Information shown
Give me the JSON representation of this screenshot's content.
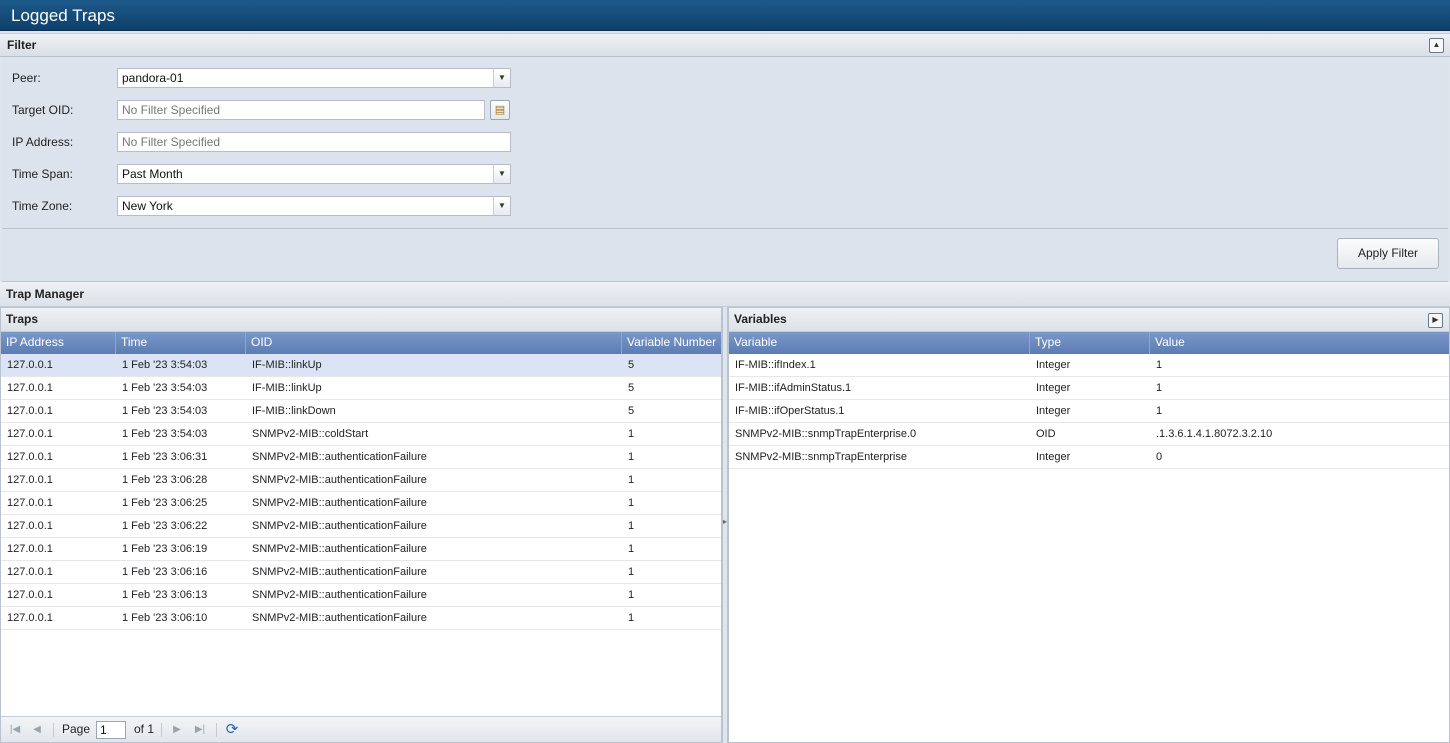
{
  "window": {
    "title": "Logged Traps"
  },
  "filter": {
    "title": "Filter",
    "collapse_icon": "collapse-up-icon",
    "fields": {
      "peer": {
        "label": "Peer:",
        "value": "pandora-01"
      },
      "target_oid": {
        "label": "Target OID:",
        "placeholder": "No Filter Specified"
      },
      "ip_address": {
        "label": "IP Address:",
        "placeholder": "No Filter Specified"
      },
      "time_span": {
        "label": "Time Span:",
        "value": "Past Month"
      },
      "time_zone": {
        "label": "Time Zone:",
        "value": "New York"
      }
    },
    "apply_label": "Apply Filter"
  },
  "trap_manager": {
    "title": "Trap Manager"
  },
  "traps": {
    "title": "Traps",
    "columns": [
      "IP Address",
      "Time",
      "OID",
      "Variable Number"
    ],
    "rows": [
      [
        "127.0.0.1",
        "1 Feb '23 3:54:03",
        "IF-MIB::linkUp",
        "5"
      ],
      [
        "127.0.0.1",
        "1 Feb '23 3:54:03",
        "IF-MIB::linkUp",
        "5"
      ],
      [
        "127.0.0.1",
        "1 Feb '23 3:54:03",
        "IF-MIB::linkDown",
        "5"
      ],
      [
        "127.0.0.1",
        "1 Feb '23 3:54:03",
        "SNMPv2-MIB::coldStart",
        "1"
      ],
      [
        "127.0.0.1",
        "1 Feb '23 3:06:31",
        "SNMPv2-MIB::authenticationFailure",
        "1"
      ],
      [
        "127.0.0.1",
        "1 Feb '23 3:06:28",
        "SNMPv2-MIB::authenticationFailure",
        "1"
      ],
      [
        "127.0.0.1",
        "1 Feb '23 3:06:25",
        "SNMPv2-MIB::authenticationFailure",
        "1"
      ],
      [
        "127.0.0.1",
        "1 Feb '23 3:06:22",
        "SNMPv2-MIB::authenticationFailure",
        "1"
      ],
      [
        "127.0.0.1",
        "1 Feb '23 3:06:19",
        "SNMPv2-MIB::authenticationFailure",
        "1"
      ],
      [
        "127.0.0.1",
        "1 Feb '23 3:06:16",
        "SNMPv2-MIB::authenticationFailure",
        "1"
      ],
      [
        "127.0.0.1",
        "1 Feb '23 3:06:13",
        "SNMPv2-MIB::authenticationFailure",
        "1"
      ],
      [
        "127.0.0.1",
        "1 Feb '23 3:06:10",
        "SNMPv2-MIB::authenticationFailure",
        "1"
      ]
    ],
    "selected_row": 0,
    "pager": {
      "page_label": "Page",
      "page_value": "1",
      "of_label": "of 1"
    }
  },
  "variables": {
    "title": "Variables",
    "expand_icon": "expand-right-icon",
    "columns": [
      "Variable",
      "Type",
      "Value"
    ],
    "rows": [
      [
        "IF-MIB::ifIndex.1",
        "Integer",
        "1"
      ],
      [
        "IF-MIB::ifAdminStatus.1",
        "Integer",
        "1"
      ],
      [
        "IF-MIB::ifOperStatus.1",
        "Integer",
        "1"
      ],
      [
        "SNMPv2-MIB::snmpTrapEnterprise.0",
        "OID",
        ".1.3.6.1.4.1.8072.3.2.10"
      ],
      [
        "SNMPv2-MIB::snmpTrapEnterprise",
        "Integer",
        "0"
      ]
    ]
  },
  "colors": {
    "title_bar": "#0f3f6a",
    "grid_header": "#5c7cb3",
    "selected_row": "#dbe4f4"
  }
}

Stated task
Write the entries above out again exactly, but not the pictures.

Task output
Give me the JSON representation of this screenshot's content.
{
  "window": {
    "title": "Logged Traps"
  },
  "filter": {
    "title": "Filter",
    "collapse_icon": "collapse-up-icon",
    "fields": {
      "peer": {
        "label": "Peer:",
        "value": "pandora-01"
      },
      "target_oid": {
        "label": "Target OID:",
        "placeholder": "No Filter Specified"
      },
      "ip_address": {
        "label": "IP Address:",
        "placeholder": "No Filter Specified"
      },
      "time_span": {
        "label": "Time Span:",
        "value": "Past Month"
      },
      "time_zone": {
        "label": "Time Zone:",
        "value": "New York"
      }
    },
    "apply_label": "Apply Filter"
  },
  "trap_manager": {
    "title": "Trap Manager"
  },
  "traps": {
    "title": "Traps",
    "columns": [
      "IP Address",
      "Time",
      "OID",
      "Variable Number"
    ],
    "rows": [
      [
        "127.0.0.1",
        "1 Feb '23 3:54:03",
        "IF-MIB::linkUp",
        "5"
      ],
      [
        "127.0.0.1",
        "1 Feb '23 3:54:03",
        "IF-MIB::linkUp",
        "5"
      ],
      [
        "127.0.0.1",
        "1 Feb '23 3:54:03",
        "IF-MIB::linkDown",
        "5"
      ],
      [
        "127.0.0.1",
        "1 Feb '23 3:54:03",
        "SNMPv2-MIB::coldStart",
        "1"
      ],
      [
        "127.0.0.1",
        "1 Feb '23 3:06:31",
        "SNMPv2-MIB::authenticationFailure",
        "1"
      ],
      [
        "127.0.0.1",
        "1 Feb '23 3:06:28",
        "SNMPv2-MIB::authenticationFailure",
        "1"
      ],
      [
        "127.0.0.1",
        "1 Feb '23 3:06:25",
        "SNMPv2-MIB::authenticationFailure",
        "1"
      ],
      [
        "127.0.0.1",
        "1 Feb '23 3:06:22",
        "SNMPv2-MIB::authenticationFailure",
        "1"
      ],
      [
        "127.0.0.1",
        "1 Feb '23 3:06:19",
        "SNMPv2-MIB::authenticationFailure",
        "1"
      ],
      [
        "127.0.0.1",
        "1 Feb '23 3:06:16",
        "SNMPv2-MIB::authenticationFailure",
        "1"
      ],
      [
        "127.0.0.1",
        "1 Feb '23 3:06:13",
        "SNMPv2-MIB::authenticationFailure",
        "1"
      ],
      [
        "127.0.0.1",
        "1 Feb '23 3:06:10",
        "SNMPv2-MIB::authenticationFailure",
        "1"
      ]
    ],
    "selected_row": 0,
    "pager": {
      "page_label": "Page",
      "page_value": "1",
      "of_label": "of 1"
    }
  },
  "variables": {
    "title": "Variables",
    "expand_icon": "expand-right-icon",
    "columns": [
      "Variable",
      "Type",
      "Value"
    ],
    "rows": [
      [
        "IF-MIB::ifIndex.1",
        "Integer",
        "1"
      ],
      [
        "IF-MIB::ifAdminStatus.1",
        "Integer",
        "1"
      ],
      [
        "IF-MIB::ifOperStatus.1",
        "Integer",
        "1"
      ],
      [
        "SNMPv2-MIB::snmpTrapEnterprise.0",
        "OID",
        ".1.3.6.1.4.1.8072.3.2.10"
      ],
      [
        "SNMPv2-MIB::snmpTrapEnterprise",
        "Integer",
        "0"
      ]
    ]
  },
  "colors": {
    "title_bar": "#0f3f6a",
    "grid_header": "#5c7cb3",
    "selected_row": "#dbe4f4"
  }
}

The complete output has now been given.